**SET EXERCISE**
Filter for the word "Дзержинского" and keep each matching line.

**RECORDS SHOWN**
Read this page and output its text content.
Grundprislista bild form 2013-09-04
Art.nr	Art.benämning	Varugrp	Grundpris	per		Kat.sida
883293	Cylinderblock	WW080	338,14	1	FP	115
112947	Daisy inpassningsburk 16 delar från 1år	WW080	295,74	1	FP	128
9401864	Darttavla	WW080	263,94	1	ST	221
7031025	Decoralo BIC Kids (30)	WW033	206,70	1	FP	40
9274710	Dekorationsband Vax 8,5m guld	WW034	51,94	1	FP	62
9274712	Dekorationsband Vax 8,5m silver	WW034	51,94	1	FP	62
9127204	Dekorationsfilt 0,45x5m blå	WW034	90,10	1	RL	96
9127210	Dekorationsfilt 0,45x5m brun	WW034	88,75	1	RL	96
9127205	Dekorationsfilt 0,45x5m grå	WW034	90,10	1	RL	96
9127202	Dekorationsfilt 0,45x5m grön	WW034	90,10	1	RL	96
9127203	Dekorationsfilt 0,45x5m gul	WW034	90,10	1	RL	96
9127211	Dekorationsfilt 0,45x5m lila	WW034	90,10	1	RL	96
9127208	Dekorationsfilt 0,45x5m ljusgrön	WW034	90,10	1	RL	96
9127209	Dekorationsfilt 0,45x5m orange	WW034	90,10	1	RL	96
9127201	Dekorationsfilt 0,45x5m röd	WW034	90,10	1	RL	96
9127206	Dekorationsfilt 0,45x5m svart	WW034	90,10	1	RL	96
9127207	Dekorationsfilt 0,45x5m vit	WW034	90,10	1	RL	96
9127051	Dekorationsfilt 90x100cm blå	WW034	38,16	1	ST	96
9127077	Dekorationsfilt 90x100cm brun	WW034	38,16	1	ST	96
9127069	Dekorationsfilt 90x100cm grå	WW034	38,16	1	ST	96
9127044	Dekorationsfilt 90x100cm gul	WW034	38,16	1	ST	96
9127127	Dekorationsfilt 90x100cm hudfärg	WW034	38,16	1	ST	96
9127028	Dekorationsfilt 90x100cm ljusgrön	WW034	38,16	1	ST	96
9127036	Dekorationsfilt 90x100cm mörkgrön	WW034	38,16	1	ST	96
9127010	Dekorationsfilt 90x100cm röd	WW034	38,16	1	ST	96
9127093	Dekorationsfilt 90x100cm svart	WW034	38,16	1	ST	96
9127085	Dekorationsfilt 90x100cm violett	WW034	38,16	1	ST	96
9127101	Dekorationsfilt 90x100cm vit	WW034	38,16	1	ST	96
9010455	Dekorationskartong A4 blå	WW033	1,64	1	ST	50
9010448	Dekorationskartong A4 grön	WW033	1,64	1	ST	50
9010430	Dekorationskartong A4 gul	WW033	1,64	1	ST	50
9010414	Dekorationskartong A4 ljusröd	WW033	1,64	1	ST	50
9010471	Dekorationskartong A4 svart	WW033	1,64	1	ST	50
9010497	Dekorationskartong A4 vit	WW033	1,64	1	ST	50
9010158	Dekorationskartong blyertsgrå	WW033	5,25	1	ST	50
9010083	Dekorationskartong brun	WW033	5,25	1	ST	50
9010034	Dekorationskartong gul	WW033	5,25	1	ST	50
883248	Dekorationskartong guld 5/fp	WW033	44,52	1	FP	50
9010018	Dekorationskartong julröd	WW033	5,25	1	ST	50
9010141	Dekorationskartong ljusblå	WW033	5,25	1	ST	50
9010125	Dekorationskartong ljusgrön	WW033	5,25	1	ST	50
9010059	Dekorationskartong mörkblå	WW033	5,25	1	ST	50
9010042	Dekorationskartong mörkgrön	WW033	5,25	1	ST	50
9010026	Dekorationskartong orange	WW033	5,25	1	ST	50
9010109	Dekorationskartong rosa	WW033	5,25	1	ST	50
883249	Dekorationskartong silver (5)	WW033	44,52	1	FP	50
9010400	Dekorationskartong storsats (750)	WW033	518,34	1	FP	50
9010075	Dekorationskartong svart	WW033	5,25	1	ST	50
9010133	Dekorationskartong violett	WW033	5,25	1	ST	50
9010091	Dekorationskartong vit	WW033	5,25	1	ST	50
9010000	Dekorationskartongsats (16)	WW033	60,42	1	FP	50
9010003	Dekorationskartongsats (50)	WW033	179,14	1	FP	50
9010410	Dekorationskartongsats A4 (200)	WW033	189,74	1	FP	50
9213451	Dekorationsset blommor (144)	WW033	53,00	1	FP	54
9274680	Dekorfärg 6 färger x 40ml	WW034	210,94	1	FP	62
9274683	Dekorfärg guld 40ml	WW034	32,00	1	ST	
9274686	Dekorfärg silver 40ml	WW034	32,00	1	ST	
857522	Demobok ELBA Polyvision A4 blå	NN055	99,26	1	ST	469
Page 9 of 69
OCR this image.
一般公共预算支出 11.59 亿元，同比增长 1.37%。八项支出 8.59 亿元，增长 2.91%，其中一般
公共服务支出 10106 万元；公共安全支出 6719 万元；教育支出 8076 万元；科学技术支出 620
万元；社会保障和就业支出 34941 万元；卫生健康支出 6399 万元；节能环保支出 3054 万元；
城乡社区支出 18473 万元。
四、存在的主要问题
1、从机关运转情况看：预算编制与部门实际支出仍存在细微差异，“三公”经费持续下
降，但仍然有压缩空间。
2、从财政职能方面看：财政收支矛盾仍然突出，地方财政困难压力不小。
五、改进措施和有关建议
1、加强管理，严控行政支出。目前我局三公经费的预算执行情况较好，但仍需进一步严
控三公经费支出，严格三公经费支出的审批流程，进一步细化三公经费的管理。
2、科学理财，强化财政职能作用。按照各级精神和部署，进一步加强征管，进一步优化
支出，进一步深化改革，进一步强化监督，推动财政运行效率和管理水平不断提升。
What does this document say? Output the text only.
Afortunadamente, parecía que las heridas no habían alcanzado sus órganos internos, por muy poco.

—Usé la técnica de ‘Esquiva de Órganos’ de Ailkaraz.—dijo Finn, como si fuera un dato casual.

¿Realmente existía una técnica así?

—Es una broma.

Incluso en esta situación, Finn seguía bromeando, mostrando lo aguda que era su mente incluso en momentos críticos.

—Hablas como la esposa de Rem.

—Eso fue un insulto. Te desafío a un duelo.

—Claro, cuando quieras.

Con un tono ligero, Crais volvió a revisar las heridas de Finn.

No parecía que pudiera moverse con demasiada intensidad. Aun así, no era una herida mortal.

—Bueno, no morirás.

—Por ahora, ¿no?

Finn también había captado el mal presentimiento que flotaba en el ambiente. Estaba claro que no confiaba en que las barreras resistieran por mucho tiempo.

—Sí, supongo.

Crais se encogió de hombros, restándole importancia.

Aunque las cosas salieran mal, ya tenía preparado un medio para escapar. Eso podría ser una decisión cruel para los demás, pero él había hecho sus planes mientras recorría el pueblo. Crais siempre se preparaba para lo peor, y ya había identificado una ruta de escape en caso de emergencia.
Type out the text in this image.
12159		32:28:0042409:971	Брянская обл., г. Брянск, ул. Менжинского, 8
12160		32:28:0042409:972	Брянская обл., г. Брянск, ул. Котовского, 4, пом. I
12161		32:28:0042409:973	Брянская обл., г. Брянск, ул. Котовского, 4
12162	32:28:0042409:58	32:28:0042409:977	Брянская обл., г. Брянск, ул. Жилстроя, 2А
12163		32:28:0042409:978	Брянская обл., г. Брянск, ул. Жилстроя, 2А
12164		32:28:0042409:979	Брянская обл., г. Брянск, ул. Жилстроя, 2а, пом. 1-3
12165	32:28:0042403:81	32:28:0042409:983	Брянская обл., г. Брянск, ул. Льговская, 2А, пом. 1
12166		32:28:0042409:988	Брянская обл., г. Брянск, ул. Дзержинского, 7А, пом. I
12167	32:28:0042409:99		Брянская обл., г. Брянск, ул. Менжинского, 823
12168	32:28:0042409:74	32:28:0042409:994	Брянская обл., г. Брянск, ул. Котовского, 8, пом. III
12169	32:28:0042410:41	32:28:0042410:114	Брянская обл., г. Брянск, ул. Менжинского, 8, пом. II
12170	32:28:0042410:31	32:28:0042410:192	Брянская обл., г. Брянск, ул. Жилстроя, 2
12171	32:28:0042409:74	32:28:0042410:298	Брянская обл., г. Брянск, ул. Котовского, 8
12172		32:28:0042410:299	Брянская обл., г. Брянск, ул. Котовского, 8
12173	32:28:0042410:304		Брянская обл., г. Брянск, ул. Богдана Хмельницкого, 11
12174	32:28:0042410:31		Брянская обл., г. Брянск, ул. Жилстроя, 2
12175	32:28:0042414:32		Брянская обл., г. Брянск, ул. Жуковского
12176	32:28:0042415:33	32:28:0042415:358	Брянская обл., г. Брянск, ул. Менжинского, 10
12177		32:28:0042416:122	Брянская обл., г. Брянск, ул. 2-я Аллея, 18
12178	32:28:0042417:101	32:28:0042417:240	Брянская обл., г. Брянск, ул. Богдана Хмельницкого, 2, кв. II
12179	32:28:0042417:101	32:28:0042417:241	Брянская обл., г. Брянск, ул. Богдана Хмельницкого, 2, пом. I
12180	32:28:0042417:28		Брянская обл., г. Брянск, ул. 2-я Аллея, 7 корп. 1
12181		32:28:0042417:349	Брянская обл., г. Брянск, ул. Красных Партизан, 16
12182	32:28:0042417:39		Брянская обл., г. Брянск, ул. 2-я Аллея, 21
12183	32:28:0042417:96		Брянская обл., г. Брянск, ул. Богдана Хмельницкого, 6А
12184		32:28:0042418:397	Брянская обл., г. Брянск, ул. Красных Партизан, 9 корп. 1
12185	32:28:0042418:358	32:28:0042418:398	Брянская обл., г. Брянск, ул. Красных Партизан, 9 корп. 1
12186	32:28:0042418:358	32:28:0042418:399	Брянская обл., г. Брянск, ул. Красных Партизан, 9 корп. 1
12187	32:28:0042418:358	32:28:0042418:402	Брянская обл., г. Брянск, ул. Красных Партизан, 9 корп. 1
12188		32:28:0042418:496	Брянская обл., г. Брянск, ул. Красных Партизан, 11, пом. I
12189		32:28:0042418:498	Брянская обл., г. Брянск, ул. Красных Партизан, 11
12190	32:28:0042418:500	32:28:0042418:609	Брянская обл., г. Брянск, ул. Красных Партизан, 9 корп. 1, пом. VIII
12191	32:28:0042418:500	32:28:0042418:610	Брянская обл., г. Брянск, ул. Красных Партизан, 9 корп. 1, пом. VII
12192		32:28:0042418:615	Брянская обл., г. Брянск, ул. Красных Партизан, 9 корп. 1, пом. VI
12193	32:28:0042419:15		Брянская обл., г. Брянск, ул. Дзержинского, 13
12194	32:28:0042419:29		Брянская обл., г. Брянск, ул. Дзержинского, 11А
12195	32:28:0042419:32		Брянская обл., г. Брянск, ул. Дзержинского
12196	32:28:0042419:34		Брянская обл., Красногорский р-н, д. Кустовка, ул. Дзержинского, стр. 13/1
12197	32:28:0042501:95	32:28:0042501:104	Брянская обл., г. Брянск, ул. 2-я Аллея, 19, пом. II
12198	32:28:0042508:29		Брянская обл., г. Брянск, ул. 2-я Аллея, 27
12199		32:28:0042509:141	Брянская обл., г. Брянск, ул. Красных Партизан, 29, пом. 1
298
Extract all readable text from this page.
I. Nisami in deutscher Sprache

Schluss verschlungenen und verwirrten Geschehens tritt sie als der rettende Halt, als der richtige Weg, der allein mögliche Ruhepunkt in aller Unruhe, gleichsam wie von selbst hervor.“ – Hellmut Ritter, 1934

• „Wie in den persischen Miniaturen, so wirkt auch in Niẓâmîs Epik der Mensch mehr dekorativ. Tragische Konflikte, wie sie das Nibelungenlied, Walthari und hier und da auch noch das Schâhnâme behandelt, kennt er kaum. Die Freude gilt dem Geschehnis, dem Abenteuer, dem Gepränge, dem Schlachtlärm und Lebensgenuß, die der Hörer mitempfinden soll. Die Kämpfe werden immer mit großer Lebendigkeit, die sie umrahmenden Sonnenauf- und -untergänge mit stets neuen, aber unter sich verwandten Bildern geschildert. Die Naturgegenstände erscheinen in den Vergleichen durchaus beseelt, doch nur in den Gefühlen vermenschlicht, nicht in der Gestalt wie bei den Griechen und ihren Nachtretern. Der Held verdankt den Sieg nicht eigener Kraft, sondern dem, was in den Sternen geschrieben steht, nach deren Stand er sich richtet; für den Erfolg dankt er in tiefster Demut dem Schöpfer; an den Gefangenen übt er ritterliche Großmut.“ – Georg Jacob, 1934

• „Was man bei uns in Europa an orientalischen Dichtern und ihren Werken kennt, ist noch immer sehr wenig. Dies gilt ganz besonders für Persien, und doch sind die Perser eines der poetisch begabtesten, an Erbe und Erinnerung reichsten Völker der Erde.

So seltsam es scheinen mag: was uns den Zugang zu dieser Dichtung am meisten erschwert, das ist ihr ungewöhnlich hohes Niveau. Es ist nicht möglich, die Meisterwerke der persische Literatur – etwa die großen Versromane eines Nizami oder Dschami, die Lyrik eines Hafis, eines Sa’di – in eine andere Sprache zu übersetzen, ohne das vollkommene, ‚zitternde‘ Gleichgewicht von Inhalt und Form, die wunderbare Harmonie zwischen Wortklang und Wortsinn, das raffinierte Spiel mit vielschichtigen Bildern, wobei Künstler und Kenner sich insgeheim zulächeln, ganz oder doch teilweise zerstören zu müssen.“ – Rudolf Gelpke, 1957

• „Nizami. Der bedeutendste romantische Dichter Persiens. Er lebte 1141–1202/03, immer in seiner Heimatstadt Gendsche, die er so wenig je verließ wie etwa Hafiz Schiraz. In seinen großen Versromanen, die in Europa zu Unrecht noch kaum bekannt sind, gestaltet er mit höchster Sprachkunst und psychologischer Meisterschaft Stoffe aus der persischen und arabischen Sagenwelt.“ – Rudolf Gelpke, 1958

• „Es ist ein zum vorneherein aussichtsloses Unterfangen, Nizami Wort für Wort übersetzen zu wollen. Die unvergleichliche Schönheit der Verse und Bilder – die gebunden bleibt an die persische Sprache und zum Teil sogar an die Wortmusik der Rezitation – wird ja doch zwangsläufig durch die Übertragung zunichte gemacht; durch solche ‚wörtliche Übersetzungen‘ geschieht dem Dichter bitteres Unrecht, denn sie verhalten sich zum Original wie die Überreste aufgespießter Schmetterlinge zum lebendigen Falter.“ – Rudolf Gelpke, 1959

**SOLUTION**
12166		32:28:0042409:988	Брянская обл., г. Брянск, ул. Дзержинского, 7А, пом. I
12193	32:28:0042419:15		Брянская обл., г. Брянск, ул. Дзержинского, 13
12194	32:28:0042419:29		Брянская обл., г. Брянск, ул. Дзержинского, 11А
12195	32:28:0042419:32		Брянская обл., г. Брянск, ул. Дзержинского
12196	32:28:0042419:34		Брянская обл., Красногорский р-н, д. Кустовка, ул. Дзержинского, стр. 13/1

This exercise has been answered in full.